WHAT IS NEEDED - Starting at the line with "Transcribe the text in this document.", transcribe each line through the final one, both included, and add nothing.

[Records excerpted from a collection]
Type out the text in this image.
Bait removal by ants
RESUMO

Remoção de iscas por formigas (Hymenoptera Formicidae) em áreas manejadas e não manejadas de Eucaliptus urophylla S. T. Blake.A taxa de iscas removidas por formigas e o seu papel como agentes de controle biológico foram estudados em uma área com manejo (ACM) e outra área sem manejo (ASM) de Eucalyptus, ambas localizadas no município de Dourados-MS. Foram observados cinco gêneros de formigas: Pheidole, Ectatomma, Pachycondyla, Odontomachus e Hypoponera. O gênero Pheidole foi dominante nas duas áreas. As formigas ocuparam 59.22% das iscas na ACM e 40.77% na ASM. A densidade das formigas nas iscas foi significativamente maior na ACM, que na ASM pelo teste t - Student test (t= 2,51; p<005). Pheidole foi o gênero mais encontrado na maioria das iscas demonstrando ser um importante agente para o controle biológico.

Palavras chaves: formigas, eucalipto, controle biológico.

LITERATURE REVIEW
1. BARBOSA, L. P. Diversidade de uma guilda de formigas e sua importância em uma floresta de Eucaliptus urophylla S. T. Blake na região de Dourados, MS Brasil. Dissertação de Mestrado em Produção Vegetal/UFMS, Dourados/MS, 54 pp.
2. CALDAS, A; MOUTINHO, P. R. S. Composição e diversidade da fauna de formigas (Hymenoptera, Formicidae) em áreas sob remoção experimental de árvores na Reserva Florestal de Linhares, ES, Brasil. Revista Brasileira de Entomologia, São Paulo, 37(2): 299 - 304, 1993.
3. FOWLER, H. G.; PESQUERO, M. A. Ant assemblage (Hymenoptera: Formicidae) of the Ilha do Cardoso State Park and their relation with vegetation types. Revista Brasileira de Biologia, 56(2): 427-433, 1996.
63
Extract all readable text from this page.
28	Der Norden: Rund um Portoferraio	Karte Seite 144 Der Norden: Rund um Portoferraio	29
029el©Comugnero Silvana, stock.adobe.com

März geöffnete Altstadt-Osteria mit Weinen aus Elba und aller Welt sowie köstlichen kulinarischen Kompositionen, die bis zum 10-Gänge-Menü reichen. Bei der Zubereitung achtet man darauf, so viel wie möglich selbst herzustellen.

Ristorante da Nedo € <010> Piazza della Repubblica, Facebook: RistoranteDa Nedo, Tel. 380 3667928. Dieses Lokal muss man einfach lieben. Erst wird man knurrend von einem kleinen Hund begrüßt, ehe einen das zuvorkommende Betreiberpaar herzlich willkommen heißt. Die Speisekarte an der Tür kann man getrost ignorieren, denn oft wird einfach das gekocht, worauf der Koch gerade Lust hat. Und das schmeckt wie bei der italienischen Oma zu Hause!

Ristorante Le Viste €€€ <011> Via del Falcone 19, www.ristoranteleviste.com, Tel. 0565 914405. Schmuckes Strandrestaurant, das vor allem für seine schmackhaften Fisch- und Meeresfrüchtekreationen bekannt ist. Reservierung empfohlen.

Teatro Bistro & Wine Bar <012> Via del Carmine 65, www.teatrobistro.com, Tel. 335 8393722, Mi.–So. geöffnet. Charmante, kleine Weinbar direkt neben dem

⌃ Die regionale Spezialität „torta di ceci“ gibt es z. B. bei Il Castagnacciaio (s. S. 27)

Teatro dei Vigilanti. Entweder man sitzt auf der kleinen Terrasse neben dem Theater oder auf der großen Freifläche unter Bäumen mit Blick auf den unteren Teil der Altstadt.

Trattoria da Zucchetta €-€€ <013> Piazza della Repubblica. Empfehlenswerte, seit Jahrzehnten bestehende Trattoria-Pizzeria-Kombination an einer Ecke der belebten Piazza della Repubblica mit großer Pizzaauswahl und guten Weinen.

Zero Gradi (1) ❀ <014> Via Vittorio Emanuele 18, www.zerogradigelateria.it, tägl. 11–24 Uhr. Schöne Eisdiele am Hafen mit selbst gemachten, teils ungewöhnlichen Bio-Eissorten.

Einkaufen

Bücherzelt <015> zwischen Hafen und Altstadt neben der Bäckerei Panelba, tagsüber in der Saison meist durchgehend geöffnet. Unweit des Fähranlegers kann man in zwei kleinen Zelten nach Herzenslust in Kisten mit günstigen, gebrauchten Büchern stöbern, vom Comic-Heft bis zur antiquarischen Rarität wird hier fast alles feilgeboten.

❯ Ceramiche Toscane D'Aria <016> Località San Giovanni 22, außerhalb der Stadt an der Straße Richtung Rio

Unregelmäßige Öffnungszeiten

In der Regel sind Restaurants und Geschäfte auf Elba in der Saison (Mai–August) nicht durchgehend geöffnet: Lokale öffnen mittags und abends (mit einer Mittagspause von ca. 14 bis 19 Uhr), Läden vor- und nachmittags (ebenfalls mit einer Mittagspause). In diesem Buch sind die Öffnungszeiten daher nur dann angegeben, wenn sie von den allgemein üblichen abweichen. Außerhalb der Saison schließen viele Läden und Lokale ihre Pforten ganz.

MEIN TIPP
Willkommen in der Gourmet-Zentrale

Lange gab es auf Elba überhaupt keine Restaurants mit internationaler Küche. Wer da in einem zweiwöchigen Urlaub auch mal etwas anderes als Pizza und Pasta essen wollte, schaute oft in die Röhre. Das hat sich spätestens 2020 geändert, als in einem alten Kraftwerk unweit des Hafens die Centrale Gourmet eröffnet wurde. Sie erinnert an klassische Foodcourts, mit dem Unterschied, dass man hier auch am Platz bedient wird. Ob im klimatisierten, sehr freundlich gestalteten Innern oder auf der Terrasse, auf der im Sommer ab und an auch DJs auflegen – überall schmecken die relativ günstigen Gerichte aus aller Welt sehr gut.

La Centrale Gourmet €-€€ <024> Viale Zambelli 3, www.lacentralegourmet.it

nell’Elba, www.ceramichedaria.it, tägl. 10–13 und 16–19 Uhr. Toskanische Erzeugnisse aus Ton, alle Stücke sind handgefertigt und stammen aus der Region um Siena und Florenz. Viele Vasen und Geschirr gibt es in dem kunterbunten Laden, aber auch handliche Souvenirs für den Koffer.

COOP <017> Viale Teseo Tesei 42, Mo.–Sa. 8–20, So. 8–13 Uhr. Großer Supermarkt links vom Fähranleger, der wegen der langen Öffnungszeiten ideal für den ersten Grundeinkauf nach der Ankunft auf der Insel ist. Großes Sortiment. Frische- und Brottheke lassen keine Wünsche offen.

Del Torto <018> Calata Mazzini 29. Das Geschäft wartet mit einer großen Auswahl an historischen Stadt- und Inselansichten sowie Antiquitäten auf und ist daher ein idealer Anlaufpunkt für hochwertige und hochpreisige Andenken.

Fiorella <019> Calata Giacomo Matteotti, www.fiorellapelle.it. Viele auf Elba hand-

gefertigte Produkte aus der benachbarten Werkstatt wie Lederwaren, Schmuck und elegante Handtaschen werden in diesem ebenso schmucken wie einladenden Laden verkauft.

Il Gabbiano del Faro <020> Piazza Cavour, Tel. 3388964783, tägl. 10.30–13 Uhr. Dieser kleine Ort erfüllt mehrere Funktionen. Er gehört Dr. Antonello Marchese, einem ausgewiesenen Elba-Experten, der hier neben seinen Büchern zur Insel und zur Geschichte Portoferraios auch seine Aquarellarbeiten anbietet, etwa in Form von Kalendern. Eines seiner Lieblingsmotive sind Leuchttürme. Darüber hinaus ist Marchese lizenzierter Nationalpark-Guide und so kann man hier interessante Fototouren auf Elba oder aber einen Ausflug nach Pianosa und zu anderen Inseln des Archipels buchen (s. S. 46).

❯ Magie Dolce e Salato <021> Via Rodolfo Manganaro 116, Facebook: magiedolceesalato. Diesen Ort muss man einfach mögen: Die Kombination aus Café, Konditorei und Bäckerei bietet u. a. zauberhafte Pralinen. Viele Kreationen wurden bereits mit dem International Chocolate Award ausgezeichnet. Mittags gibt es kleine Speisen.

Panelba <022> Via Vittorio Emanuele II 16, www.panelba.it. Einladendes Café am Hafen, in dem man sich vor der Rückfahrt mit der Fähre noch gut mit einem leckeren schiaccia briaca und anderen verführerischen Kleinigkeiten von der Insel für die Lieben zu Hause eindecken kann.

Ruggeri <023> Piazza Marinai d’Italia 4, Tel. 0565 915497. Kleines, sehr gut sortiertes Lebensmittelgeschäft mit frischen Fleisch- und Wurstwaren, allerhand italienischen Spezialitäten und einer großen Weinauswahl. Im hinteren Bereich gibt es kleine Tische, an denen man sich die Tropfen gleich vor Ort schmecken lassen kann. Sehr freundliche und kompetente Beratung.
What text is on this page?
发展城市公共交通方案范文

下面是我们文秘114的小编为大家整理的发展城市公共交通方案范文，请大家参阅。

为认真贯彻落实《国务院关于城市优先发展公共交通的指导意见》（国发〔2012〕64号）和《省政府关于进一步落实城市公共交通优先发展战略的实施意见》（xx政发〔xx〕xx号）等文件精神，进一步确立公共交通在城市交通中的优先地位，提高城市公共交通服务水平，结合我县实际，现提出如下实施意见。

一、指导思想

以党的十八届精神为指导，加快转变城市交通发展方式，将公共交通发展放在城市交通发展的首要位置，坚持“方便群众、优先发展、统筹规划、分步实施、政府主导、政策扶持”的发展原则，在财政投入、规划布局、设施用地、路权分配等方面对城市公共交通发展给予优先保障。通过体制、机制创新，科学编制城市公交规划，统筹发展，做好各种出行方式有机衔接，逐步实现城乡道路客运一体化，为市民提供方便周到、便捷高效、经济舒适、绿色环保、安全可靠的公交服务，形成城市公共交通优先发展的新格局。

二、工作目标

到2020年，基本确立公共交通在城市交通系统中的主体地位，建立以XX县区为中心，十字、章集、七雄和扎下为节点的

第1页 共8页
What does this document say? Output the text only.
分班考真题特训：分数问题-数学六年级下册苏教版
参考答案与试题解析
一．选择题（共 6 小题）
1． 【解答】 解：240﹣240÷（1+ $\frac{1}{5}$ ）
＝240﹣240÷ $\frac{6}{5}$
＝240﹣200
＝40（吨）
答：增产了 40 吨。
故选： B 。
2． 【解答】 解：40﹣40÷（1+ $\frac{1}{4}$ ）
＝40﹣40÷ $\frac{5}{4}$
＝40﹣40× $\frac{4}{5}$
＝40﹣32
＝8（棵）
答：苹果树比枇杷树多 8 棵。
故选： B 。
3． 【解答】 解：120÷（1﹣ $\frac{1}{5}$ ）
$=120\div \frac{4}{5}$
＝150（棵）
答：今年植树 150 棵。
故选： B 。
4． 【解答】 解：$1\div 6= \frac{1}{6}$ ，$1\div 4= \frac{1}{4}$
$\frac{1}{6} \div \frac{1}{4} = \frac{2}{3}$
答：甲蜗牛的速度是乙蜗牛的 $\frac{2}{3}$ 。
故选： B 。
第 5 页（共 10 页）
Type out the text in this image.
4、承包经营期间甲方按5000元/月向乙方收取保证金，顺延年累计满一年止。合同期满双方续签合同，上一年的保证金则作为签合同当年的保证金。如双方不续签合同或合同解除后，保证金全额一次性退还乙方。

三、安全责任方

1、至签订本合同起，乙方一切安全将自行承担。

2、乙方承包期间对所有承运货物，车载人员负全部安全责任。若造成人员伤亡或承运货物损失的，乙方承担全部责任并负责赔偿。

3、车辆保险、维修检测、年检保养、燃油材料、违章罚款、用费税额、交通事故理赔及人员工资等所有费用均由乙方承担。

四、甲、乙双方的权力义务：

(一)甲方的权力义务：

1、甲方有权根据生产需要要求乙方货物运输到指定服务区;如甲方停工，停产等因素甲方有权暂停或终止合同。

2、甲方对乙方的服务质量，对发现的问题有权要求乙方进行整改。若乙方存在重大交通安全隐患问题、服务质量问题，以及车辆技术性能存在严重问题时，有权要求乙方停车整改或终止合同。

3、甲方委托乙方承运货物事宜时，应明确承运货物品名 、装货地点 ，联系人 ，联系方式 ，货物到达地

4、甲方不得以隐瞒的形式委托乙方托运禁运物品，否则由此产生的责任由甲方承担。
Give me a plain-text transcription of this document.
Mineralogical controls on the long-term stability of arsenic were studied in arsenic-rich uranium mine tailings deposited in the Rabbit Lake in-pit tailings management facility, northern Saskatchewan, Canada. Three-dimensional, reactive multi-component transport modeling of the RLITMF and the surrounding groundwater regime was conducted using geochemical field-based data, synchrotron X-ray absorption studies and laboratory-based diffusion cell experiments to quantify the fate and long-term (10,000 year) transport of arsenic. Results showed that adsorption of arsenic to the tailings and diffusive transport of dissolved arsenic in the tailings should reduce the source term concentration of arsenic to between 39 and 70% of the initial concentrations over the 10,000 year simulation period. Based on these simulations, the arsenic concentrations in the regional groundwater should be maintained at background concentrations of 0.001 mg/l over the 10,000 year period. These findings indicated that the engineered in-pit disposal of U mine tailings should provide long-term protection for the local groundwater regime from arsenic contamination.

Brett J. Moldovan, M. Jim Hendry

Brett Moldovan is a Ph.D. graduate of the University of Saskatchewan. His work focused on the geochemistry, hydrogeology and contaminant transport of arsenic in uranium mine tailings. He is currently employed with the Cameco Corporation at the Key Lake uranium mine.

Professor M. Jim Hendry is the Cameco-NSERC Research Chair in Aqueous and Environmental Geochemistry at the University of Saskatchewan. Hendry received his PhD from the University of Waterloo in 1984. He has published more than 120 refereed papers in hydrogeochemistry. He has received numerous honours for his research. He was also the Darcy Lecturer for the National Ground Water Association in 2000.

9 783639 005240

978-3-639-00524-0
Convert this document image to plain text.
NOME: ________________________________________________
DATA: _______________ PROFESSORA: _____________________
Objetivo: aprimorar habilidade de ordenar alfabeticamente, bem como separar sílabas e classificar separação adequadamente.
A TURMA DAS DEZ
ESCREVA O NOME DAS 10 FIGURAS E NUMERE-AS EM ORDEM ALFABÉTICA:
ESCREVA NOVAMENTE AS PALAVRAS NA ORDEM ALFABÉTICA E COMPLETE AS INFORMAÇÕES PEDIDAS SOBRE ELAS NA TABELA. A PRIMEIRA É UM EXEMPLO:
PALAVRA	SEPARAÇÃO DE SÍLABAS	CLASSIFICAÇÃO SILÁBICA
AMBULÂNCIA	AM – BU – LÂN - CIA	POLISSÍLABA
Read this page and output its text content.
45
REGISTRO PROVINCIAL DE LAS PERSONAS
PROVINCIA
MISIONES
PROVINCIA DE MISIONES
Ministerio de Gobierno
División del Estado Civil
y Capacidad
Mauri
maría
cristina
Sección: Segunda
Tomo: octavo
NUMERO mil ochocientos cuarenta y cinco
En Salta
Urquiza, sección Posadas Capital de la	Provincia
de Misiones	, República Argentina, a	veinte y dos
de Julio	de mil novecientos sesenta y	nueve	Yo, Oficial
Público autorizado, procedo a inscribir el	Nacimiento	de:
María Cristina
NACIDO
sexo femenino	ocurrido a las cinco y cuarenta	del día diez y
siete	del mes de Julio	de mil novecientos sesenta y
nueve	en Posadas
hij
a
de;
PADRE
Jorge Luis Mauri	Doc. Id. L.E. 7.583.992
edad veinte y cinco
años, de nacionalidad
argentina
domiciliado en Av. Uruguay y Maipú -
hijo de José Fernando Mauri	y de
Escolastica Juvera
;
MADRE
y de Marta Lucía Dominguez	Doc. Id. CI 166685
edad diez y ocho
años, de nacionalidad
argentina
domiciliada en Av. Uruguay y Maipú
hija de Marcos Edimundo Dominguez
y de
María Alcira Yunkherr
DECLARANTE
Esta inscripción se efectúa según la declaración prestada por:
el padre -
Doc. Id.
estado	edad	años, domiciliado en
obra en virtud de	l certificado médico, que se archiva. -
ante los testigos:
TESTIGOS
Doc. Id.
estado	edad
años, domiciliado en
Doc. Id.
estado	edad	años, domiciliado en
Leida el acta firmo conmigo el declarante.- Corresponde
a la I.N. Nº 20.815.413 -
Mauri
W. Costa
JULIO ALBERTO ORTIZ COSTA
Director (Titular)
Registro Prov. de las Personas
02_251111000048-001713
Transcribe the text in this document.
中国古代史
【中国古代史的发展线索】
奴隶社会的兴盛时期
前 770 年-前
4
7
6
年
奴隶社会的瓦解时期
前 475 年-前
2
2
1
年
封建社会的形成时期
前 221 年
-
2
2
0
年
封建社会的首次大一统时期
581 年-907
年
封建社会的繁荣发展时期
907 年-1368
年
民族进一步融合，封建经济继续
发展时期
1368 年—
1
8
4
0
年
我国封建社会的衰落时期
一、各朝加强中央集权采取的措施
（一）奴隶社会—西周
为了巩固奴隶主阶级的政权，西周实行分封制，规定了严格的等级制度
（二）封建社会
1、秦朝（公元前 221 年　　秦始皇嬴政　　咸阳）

SOLUTION TO THIS PROBLEM -
Transcribe the text in this document.
中国古代史
【中国古代史的发展线索】
奴隶社会的兴盛时期
前 770 年-前
4
7
6
年
奴隶社会的瓦解时期
前 475 年-前
2
2
1
年
封建社会的形成时期
前 221 年
-
2
2
0
年
封建社会的首次大一统时期
581 年-907
年
封建社会的繁荣发展时期
907 年-1368
年
民族进一步融合，封建经济继续
发展时期
1368 年—
1
8
4
0
年
我国封建社会的衰落时期
一、各朝加强中央集权采取的措施
（一）奴隶社会—西周
为了巩固奴隶主阶级的政权，西周实行分封制，规定了严格的等级制度
（二）封建社会
1、秦朝（公元前 221 年　　秦始皇嬴政　　咸阳）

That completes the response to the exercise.